DOCUMENT PASSAGE.
It's very much like a bridge. You can do this thought experiment yourself. You take a sheet of paper, you fold it kind of like in half and you poke a pencil hole right through the middle. And that is essentially a wormhole. It connects two points in space and time together.

66.118 - 85.715 Regina Barber

Ron's a theoretical physicist, and he wrote his PhD on funky solutions to Einstein's equations for general relativity, like wormholes. Basically, he did this by studying space-time, the four-dimensional existence we all live in. It includes three dimensions of space and one dimension of time moving forward as that fourth dimension.

86.656 - 112.153 Regina Barber

And general relativity talks about how space-time itself has a shape to it. a shape that is distorted by all the wonders inside of it. All the beautiful stars, planets, galaxies, black holes. Their distortion of space-time is gravity. And if you push that gravity to its extreme, you get black holes. And some physicists theorize that white holes could also exist.

112.854 - 132.516 Regina Barber

And that would be the opposite to a black hole. They'd push out matter instead of consuming it. And the thing that could connect them is a wormhole. But scientists have never seen one. And as a lifelong Trekkie, I have long wanted to know, could we ever? Or are wormholes purely science fiction?

134.197 - 144.624 Theoretical Physicist

I think, according to the physics, there is a non-zero chance that we could find a wormhole. So you're saying there's a chance. I think if we find a wormhole, that means someone else created it.

DATA PROVIDED.
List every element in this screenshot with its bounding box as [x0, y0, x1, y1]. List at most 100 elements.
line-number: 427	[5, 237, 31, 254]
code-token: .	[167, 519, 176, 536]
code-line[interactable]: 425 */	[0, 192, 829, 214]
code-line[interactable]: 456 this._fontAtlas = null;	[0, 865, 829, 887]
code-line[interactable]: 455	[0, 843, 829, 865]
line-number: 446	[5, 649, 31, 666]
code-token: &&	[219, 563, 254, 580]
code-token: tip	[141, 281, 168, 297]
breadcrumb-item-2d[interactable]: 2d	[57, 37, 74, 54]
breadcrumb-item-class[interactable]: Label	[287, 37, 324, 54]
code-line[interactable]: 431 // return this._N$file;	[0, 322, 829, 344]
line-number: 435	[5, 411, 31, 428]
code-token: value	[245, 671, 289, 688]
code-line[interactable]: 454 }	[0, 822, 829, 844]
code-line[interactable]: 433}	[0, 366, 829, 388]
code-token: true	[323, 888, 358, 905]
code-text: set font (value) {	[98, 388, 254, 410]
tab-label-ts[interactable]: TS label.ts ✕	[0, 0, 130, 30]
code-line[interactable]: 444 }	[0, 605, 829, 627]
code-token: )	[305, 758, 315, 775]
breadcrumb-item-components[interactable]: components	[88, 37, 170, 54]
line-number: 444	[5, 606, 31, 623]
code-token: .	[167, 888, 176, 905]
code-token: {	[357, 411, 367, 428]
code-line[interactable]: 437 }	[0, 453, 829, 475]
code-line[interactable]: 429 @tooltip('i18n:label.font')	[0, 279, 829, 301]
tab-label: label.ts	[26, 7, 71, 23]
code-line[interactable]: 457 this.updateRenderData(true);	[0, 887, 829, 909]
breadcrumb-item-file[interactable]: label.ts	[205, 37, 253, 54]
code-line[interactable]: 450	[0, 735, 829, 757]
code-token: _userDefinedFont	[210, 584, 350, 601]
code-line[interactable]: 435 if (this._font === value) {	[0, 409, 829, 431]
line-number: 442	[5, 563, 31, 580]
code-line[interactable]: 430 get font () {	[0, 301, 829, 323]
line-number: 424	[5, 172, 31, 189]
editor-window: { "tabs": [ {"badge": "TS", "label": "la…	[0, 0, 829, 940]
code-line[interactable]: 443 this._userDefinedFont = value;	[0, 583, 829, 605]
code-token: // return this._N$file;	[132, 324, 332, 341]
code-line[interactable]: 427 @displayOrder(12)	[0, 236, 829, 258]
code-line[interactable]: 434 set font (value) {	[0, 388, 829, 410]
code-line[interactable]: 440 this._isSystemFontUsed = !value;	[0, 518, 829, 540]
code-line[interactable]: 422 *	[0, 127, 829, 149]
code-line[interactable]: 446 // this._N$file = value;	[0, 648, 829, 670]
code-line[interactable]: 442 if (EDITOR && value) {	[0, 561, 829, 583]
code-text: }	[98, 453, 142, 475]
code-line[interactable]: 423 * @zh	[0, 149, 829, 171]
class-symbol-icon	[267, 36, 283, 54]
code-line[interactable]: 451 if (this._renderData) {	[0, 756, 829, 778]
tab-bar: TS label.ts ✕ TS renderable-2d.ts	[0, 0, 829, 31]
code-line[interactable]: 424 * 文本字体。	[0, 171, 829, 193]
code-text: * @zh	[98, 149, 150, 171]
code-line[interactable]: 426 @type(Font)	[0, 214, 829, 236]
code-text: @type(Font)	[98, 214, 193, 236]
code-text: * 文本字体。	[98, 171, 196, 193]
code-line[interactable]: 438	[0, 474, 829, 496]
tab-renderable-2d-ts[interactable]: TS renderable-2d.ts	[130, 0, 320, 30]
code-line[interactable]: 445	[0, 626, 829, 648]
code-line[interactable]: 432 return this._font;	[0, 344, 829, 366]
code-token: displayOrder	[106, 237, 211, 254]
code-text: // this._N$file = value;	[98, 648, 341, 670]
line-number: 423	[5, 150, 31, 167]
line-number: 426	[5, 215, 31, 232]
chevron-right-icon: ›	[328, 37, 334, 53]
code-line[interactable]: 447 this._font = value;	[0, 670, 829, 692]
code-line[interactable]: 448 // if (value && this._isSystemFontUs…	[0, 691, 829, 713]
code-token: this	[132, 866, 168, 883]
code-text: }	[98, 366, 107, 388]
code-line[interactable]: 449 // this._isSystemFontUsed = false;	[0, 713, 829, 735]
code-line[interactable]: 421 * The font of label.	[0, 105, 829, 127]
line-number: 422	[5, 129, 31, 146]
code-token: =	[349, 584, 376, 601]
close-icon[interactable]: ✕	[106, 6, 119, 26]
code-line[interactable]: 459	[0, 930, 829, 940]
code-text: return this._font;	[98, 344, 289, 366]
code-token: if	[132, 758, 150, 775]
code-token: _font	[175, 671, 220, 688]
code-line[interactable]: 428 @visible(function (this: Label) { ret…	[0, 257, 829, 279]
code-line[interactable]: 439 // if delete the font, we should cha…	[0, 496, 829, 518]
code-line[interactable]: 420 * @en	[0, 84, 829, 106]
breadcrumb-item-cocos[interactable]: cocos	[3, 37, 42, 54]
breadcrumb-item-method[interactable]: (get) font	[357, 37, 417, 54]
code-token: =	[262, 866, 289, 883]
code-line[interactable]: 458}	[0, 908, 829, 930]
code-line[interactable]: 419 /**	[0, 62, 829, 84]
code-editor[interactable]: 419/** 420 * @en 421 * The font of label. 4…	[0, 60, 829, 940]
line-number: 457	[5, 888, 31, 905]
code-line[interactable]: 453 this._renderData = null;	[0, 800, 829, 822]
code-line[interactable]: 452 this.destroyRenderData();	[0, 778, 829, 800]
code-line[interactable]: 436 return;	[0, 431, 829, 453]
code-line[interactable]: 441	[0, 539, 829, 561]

PROBLEM. Could you write out the wormhole transcript word for word, from "And general relativity" to "could also exist."?

FULL SOLUTION.
And general relativity talks about how space-time itself has a shape to it. a shape that is distorted by all the wonders inside of it. All the beautiful stars, planets, galaxies, black holes. Their distortion of space-time is gravity. And if you push that gravity to its extreme, you get black holes. And some physicists theorize that white holes could also exist.